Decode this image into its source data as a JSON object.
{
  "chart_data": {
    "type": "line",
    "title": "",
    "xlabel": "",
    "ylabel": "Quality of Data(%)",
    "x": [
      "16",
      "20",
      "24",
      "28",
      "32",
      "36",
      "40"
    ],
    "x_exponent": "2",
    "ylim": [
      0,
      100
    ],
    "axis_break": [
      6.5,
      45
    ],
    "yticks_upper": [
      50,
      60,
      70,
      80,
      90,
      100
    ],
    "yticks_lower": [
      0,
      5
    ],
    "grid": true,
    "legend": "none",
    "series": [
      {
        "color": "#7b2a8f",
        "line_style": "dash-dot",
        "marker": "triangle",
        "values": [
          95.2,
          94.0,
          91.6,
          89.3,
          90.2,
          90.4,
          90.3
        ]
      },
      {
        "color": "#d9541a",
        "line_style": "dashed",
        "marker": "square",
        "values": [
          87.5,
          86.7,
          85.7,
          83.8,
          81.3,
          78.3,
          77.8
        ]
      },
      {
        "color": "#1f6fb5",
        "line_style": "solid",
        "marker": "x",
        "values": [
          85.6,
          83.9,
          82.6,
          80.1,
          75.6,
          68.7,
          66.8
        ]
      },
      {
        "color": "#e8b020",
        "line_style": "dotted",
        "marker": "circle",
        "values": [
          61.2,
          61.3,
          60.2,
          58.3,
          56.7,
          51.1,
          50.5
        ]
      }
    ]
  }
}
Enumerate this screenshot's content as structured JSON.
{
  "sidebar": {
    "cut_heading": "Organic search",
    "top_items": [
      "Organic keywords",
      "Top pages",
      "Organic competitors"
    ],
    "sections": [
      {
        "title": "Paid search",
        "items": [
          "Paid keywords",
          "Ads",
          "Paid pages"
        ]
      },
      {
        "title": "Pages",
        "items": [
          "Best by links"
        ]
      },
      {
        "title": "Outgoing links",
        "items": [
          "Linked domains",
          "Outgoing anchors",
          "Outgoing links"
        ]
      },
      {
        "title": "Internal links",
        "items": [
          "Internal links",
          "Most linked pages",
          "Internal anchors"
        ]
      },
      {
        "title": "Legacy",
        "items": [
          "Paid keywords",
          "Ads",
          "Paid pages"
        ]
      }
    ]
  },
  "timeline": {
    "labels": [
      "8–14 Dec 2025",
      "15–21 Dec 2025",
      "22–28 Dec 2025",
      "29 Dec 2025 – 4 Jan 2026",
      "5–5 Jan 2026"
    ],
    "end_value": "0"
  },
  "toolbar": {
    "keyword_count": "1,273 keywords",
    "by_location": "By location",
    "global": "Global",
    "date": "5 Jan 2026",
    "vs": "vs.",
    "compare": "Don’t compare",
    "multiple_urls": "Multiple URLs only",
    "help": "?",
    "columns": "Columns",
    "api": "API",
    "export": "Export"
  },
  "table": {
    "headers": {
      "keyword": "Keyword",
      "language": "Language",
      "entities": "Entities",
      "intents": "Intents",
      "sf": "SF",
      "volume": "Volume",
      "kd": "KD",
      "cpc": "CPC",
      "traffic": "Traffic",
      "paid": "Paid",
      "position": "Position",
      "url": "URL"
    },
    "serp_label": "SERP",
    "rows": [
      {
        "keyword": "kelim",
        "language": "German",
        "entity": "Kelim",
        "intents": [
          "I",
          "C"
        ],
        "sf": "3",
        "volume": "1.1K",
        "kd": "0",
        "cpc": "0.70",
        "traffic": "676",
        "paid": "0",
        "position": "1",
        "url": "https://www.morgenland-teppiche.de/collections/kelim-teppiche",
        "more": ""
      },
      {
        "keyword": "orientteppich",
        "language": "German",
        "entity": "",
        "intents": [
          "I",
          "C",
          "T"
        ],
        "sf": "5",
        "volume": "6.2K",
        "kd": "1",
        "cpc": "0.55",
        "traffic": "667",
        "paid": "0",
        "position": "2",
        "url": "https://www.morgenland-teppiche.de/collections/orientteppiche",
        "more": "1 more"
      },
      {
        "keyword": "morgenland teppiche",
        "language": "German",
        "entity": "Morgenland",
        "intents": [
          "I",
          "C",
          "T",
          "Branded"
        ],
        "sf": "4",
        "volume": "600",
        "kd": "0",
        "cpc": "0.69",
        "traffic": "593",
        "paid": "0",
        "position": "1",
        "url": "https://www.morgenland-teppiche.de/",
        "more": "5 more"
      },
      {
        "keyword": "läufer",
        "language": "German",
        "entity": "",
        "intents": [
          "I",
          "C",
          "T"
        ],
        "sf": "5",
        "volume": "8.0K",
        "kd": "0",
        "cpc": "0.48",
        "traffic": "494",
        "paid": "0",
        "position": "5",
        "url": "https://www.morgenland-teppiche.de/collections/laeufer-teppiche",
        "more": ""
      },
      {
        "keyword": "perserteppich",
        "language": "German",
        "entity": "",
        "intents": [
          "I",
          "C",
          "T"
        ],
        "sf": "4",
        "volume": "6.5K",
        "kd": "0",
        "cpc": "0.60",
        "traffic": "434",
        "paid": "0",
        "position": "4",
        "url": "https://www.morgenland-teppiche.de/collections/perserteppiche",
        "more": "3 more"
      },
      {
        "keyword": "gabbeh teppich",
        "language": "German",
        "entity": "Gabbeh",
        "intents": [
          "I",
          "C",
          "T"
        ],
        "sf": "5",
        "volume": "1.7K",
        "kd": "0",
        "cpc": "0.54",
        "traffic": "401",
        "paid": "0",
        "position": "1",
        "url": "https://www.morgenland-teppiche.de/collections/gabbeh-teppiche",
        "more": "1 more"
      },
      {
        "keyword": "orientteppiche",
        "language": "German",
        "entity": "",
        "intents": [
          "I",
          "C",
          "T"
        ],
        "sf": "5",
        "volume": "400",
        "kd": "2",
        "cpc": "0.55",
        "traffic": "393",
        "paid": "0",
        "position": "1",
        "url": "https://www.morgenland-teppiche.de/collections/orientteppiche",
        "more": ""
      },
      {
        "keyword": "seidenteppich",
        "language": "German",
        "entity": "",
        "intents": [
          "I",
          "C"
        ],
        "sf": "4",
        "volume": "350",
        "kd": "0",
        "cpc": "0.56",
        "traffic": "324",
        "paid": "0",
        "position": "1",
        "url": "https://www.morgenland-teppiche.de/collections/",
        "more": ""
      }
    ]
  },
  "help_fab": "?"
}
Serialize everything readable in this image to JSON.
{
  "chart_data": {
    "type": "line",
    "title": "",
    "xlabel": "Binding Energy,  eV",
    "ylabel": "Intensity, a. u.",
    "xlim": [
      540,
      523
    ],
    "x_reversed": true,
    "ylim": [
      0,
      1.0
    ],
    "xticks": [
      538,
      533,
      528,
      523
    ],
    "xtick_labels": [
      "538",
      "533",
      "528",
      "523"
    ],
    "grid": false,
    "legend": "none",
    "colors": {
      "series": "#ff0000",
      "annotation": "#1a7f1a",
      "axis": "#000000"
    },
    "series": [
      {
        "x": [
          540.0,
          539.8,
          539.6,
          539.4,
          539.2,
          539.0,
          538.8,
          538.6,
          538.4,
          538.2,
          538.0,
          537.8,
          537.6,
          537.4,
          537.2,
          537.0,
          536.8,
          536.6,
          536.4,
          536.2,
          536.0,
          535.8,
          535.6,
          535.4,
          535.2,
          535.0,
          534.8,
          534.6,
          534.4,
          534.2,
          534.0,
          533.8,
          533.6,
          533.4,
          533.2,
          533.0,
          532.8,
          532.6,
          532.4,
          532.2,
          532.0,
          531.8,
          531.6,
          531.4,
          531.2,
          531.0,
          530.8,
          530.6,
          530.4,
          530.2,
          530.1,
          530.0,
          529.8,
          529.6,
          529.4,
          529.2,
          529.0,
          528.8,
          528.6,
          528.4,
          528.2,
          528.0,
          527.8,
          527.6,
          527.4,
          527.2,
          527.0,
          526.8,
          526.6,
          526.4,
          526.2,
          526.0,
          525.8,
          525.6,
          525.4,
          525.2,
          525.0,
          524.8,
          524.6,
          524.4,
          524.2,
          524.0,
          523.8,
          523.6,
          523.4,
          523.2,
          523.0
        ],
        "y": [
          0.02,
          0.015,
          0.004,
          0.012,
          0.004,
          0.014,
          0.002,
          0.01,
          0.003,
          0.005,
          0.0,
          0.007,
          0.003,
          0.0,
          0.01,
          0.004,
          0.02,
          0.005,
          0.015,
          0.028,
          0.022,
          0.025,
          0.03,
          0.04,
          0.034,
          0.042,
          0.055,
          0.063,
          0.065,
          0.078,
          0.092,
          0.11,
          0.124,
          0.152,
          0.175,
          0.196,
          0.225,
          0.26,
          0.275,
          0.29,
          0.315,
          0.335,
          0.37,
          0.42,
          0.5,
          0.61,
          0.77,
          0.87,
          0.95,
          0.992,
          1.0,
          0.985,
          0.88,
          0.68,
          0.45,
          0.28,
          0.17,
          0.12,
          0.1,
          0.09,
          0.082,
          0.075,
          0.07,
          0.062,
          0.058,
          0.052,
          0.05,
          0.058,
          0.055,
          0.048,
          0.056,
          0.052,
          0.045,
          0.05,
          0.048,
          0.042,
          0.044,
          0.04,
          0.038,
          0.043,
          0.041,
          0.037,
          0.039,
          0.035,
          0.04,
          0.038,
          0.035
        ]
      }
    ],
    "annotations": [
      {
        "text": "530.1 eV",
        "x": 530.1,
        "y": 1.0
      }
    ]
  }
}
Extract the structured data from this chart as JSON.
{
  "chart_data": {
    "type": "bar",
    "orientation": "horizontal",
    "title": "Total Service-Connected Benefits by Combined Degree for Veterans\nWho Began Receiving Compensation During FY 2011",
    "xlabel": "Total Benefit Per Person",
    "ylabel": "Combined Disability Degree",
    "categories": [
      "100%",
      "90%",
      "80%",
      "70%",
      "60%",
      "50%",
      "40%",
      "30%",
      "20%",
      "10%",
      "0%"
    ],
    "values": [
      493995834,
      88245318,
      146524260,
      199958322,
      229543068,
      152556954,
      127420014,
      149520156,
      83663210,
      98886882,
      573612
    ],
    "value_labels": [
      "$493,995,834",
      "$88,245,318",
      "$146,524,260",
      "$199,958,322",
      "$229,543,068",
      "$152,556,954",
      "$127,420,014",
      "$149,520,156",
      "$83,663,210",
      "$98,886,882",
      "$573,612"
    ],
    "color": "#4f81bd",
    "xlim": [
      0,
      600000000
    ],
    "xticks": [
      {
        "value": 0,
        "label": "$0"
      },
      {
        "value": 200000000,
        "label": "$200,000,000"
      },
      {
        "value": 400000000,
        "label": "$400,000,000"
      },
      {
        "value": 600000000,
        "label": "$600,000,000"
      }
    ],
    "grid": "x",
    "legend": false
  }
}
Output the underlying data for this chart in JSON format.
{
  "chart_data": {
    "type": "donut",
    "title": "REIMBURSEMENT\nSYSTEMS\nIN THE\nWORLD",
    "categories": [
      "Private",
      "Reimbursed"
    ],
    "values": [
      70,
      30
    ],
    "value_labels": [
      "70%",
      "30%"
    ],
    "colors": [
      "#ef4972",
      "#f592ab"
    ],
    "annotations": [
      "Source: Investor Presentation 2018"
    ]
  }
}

- Your goal -
Search the listing for the string "JSON". Copy each line where it turns up.

- Task solution -
Decode this image into its source data as a JSON object.
Enumerate this screenshot's content as structured JSON.
Serialize everything readable in this image to JSON.
Extract the structured data from this chart as JSON.
Output the underlying data for this chart in JSON format.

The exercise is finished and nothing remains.